§ **DATASET ENTRIES**:

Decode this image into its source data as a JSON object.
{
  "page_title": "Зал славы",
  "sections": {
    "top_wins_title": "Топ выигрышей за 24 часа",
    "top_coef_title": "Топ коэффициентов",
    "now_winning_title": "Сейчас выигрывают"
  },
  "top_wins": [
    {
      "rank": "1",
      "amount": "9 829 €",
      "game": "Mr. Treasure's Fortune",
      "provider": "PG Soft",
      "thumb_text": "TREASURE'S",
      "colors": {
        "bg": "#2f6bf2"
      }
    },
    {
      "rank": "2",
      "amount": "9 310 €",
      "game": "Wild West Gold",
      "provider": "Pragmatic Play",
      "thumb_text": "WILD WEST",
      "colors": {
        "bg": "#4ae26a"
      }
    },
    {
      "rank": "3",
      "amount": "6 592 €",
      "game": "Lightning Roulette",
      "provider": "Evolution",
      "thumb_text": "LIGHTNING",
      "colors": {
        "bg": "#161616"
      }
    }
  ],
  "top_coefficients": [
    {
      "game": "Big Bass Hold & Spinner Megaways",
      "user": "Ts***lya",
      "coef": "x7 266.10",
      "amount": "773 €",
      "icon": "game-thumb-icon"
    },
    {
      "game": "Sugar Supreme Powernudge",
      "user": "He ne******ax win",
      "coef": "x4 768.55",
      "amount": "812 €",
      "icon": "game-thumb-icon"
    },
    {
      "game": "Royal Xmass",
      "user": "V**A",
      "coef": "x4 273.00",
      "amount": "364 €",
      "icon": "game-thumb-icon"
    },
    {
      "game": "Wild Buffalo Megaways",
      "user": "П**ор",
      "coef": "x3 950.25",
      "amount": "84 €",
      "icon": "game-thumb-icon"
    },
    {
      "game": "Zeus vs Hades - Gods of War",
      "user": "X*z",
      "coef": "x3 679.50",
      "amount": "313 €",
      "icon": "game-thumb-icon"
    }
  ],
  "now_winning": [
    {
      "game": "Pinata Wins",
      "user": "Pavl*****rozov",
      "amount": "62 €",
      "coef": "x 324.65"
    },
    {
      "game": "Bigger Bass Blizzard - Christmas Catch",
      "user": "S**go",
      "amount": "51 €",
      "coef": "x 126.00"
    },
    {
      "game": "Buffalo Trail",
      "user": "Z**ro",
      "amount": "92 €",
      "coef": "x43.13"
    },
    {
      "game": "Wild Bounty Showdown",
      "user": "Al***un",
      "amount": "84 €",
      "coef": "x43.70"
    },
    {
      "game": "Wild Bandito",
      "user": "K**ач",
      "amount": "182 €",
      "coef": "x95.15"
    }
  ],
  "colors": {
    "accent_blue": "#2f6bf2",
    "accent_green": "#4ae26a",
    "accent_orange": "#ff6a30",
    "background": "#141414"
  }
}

§ **GIVEN TASK**: Extract the full listing above without alteration.

§ **RESPONSE TO THIS EXERCISE**:
Decode this image into its source data as a JSON object.
{
  "page_title": "Зал славы",
  "sections": {
    "top_wins_title": "Топ выигрышей за 24 часа",
    "top_coef_title": "Топ коэффициентов",
    "now_winning_title": "Сейчас выигрывают"
  },
  "top_wins": [
    {
      "rank": "1",
      "amount": "9 829 €",
      "game": "Mr. Treasure's Fortune",
      "provider": "PG Soft",
      "thumb_text": "TREASURE'S",
      "colors": {
        "bg": "#2f6bf2"
      }
    },
    {
      "rank": "2",
      "amount": "9 310 €",
      "game": "Wild West Gold",
      "provider": "Pragmatic Play",
      "thumb_text": "WILD WEST",
      "colors": {
        "bg": "#4ae26a"
      }
    },
    {
      "rank": "3",
      "amount": "6 592 €",
      "game": "Lightning Roulette",
      "provider": "Evolution",
      "thumb_text": "LIGHTNING",
      "colors": {
        "bg": "#161616"
      }
    }
  ],
  "top_coefficients": [
    {
      "game": "Big Bass Hold & Spinner Megaways",
      "user": "Ts***lya",
      "coef": "x7 266.10",
      "amount": "773 €",
      "icon": "game-thumb-icon"
    },
    {
      "game": "Sugar Supreme Powernudge",
      "user": "He ne******ax win",
      "coef": "x4 768.55",
      "amount": "812 €",
      "icon": "game-thumb-icon"
    },
    {
      "game": "Royal Xmass",
      "user": "V**A",
      "coef": "x4 273.00",
      "amount": "364 €",
      "icon": "game-thumb-icon"
    },
    {
      "game": "Wild Buffalo Megaways",
      "user": "П**ор",
      "coef": "x3 950.25",
      "amount": "84 €",
      "icon": "game-thumb-icon"
    },
    {
      "game": "Zeus vs Hades - Gods of War",
      "user": "X*z",
      "coef": "x3 679.50",
      "amount": "313 €",
      "icon": "game-thumb-icon"
    }
  ],
  "now_winning": [
    {
      "game": "Pinata Wins",
      "user": "Pavl*****rozov",
      "amount": "62 €",
      "coef": "x 324.65"
    },
    {
      "game": "Bigger Bass Blizzard - Christmas Catch",
      "user": "S**go",
      "amount": "51 €",
      "coef": "x 126.00"
    },
    {
      "game": "Buffalo Trail",
      "user": "Z**ro",
      "amount": "92 €",
      "coef": "x43.13"
    },
    {
      "game": "Wild Bounty Showdown",
      "user": "Al***un",
      "amount": "84 €",
      "coef": "x43.70"
    },
    {
      "game": "Wild Bandito",
      "user": "K**ач",
      "amount": "182 €",
      "coef": "x95.15"
    }
  ],
  "colors": {
    "accent_blue": "#2f6bf2",
    "accent_green": "#4ae26a",
    "accent_orange": "#ff6a30",
    "background": "#141414"
  }
}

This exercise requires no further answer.